[Data excerpts]
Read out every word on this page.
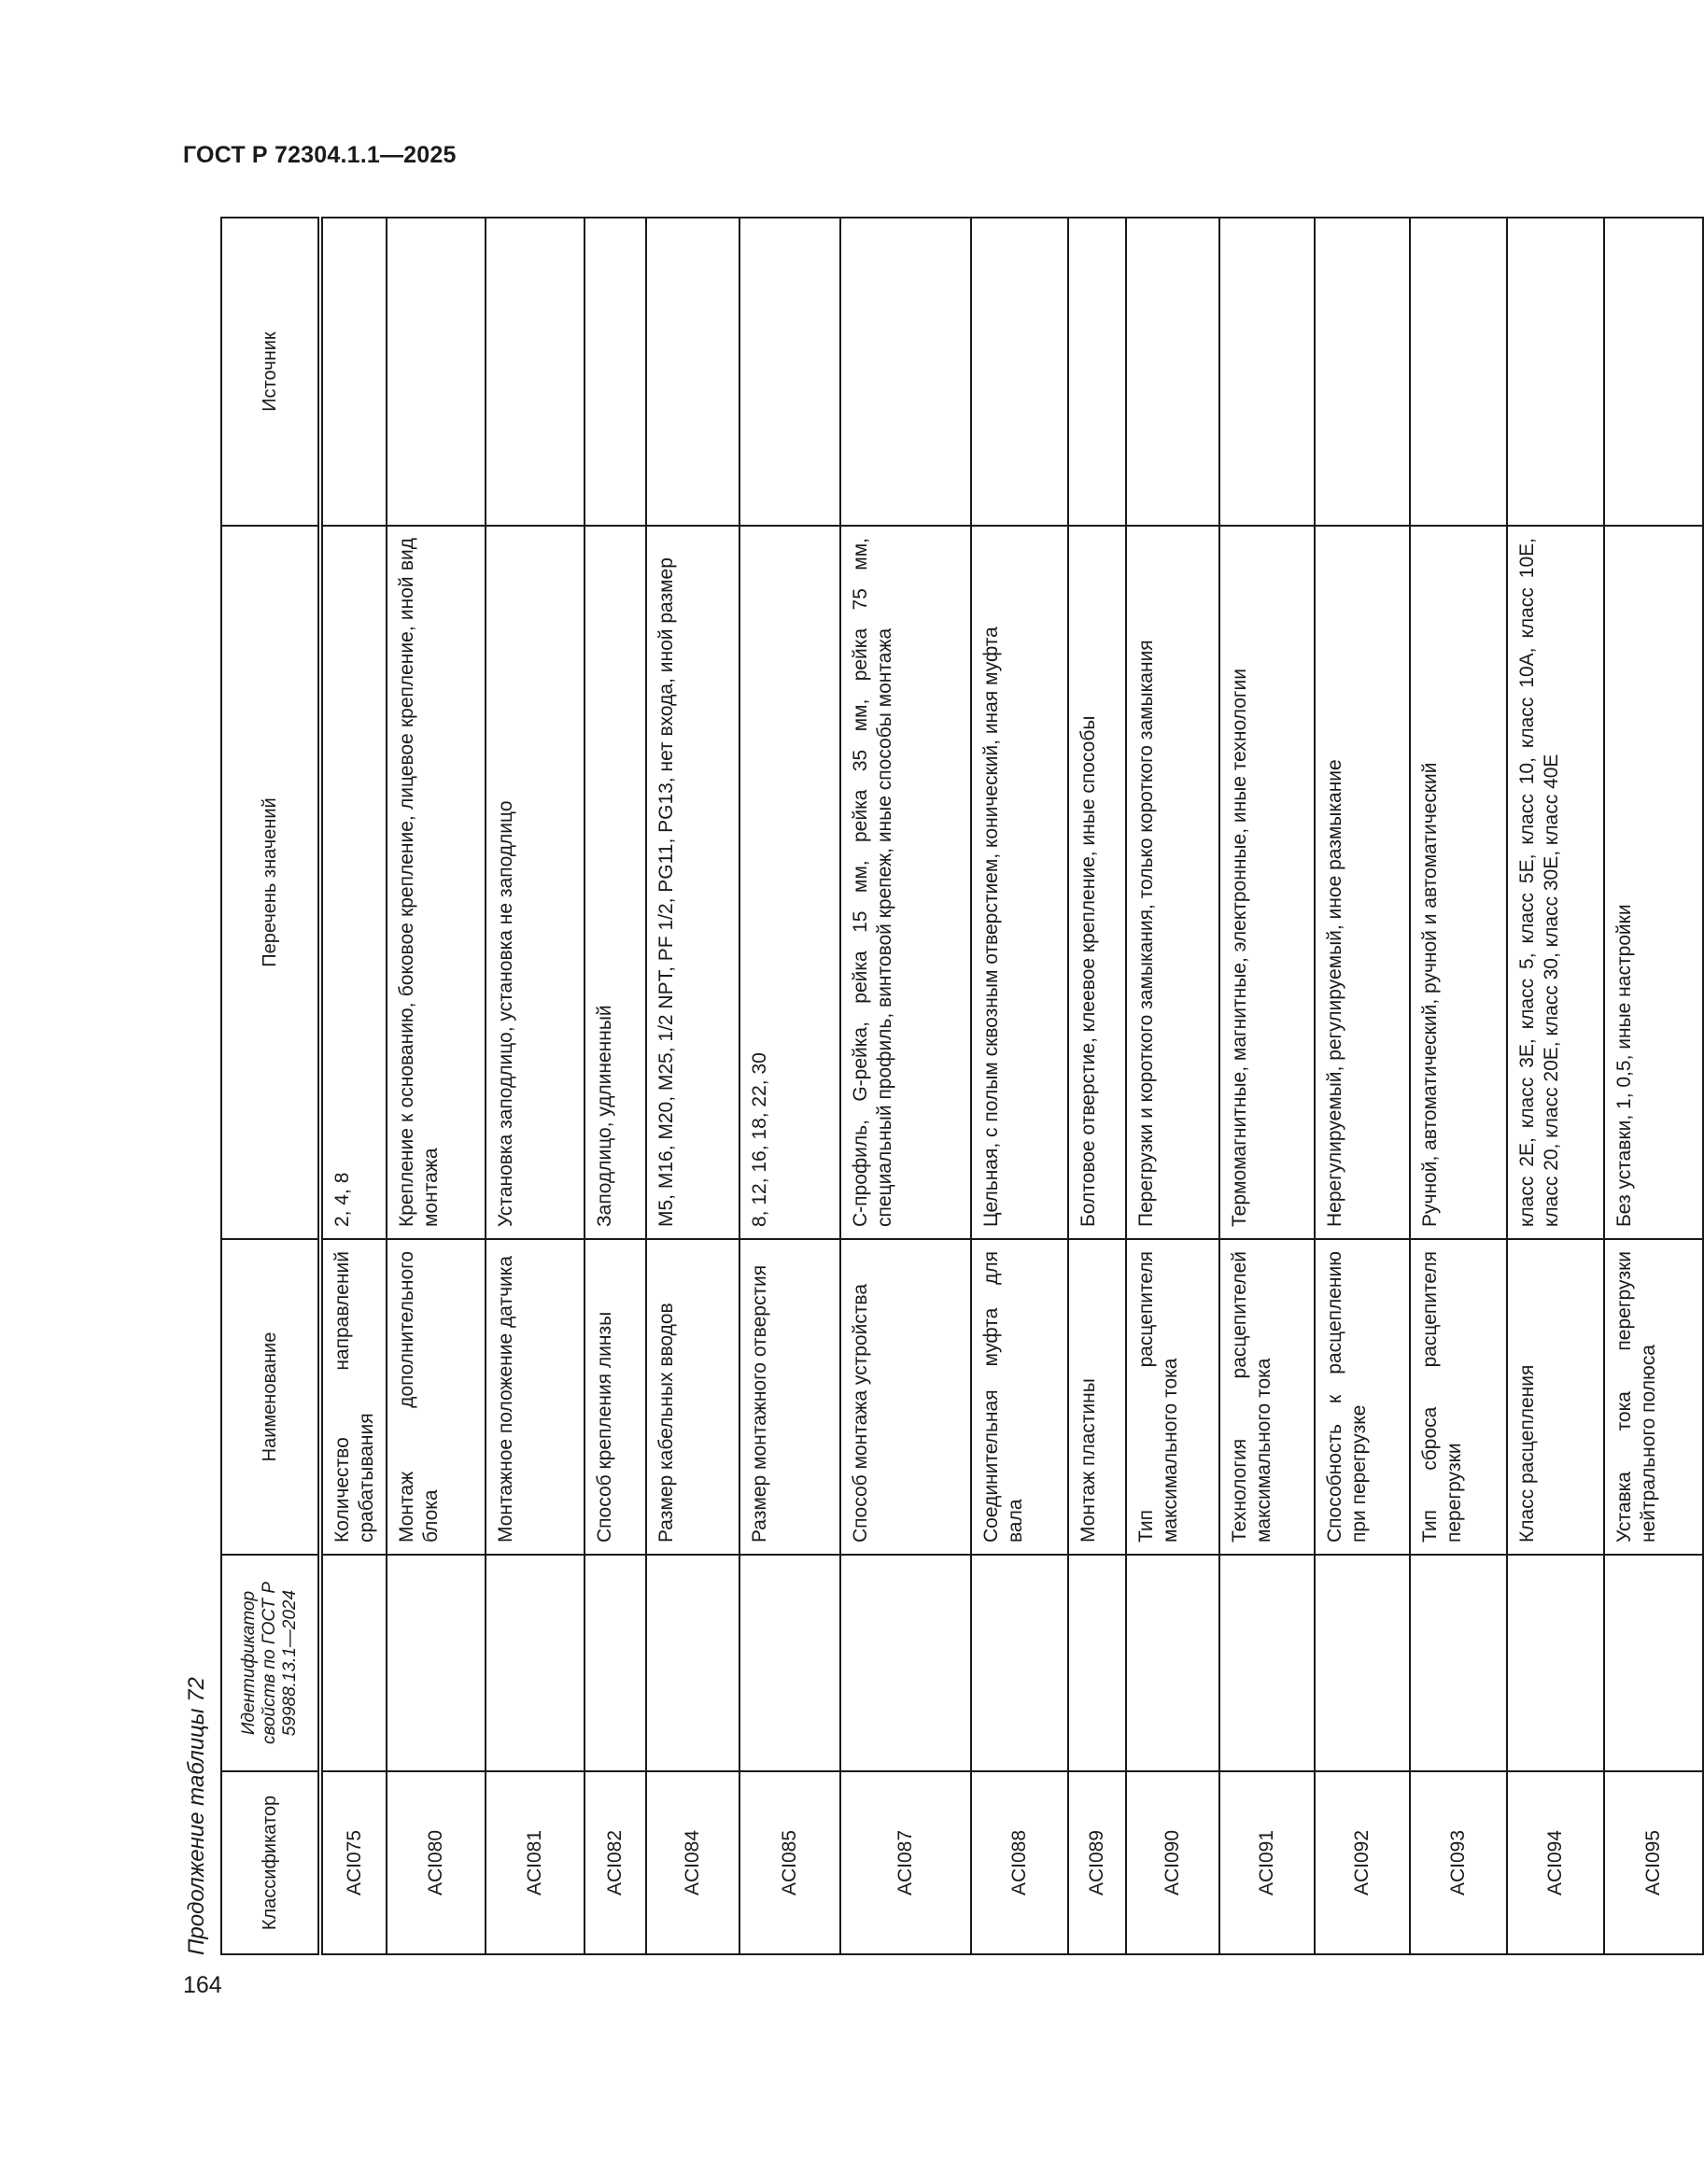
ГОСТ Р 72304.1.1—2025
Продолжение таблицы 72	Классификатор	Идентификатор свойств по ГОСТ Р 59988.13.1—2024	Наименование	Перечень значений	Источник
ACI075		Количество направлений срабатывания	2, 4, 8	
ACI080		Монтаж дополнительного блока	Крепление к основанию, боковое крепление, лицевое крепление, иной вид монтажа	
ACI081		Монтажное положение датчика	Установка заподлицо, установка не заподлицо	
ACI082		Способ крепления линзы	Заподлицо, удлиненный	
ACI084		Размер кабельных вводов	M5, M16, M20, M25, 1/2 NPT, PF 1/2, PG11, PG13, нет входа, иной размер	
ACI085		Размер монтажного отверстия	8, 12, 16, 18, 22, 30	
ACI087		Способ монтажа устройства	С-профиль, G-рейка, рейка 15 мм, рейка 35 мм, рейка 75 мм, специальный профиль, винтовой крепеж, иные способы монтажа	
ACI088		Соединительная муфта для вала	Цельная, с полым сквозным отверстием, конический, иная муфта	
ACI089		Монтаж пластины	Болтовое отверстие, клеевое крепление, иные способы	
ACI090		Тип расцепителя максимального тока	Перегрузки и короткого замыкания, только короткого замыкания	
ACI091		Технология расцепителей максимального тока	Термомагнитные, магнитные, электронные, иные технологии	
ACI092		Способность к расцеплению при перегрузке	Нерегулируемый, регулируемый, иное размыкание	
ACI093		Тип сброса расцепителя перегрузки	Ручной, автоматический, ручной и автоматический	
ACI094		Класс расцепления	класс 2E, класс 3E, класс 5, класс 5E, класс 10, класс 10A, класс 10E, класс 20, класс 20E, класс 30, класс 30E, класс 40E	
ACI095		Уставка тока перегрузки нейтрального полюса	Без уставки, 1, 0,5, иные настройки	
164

_Task to carry out_
Quote the material in full and exactly; do not carry over its pictures.

_Finished exercise_
Read out every word on this page.
ГОСТ Р 72304.1.1—2025
Продолжение таблицы 72	Классификатор	Идентификатор свойств по ГОСТ Р 59988.13.1—2024	Наименование	Перечень значений	Источник
ACI075		Количество направлений срабатывания	2, 4, 8	
ACI080		Монтаж дополнительного блока	Крепление к основанию, боковое крепление, лицевое крепление, иной вид монтажа	
ACI081		Монтажное положение датчика	Установка заподлицо, установка не заподлицо	
ACI082		Способ крепления линзы	Заподлицо, удлиненный	
ACI084		Размер кабельных вводов	M5, M16, M20, M25, 1/2 NPT, PF 1/2, PG11, PG13, нет входа, иной размер	
ACI085		Размер монтажного отверстия	8, 12, 16, 18, 22, 30	
ACI087		Способ монтажа устройства	С-профиль, G-рейка, рейка 15 мм, рейка 35 мм, рейка 75 мм, специальный профиль, винтовой крепеж, иные способы монтажа	
ACI088		Соединительная муфта для вала	Цельная, с полым сквозным отверстием, конический, иная муфта	
ACI089		Монтаж пластины	Болтовое отверстие, клеевое крепление, иные способы	
ACI090		Тип расцепителя максимального тока	Перегрузки и короткого замыкания, только короткого замыкания	
ACI091		Технология расцепителей максимального тока	Термомагнитные, магнитные, электронные, иные технологии	
ACI092		Способность к расцеплению при перегрузке	Нерегулируемый, регулируемый, иное размыкание	
ACI093		Тип сброса расцепителя перегрузки	Ручной, автоматический, ручной и автоматический	
ACI094		Класс расцепления	класс 2E, класс 3E, класс 5, класс 5E, класс 10, класс 10A, класс 10E, класс 20, класс 20E, класс 30, класс 30E, класс 40E	
ACI095		Уставка тока перегрузки нейтрального полюса	Без уставки, 1, 0,5, иные настройки	
164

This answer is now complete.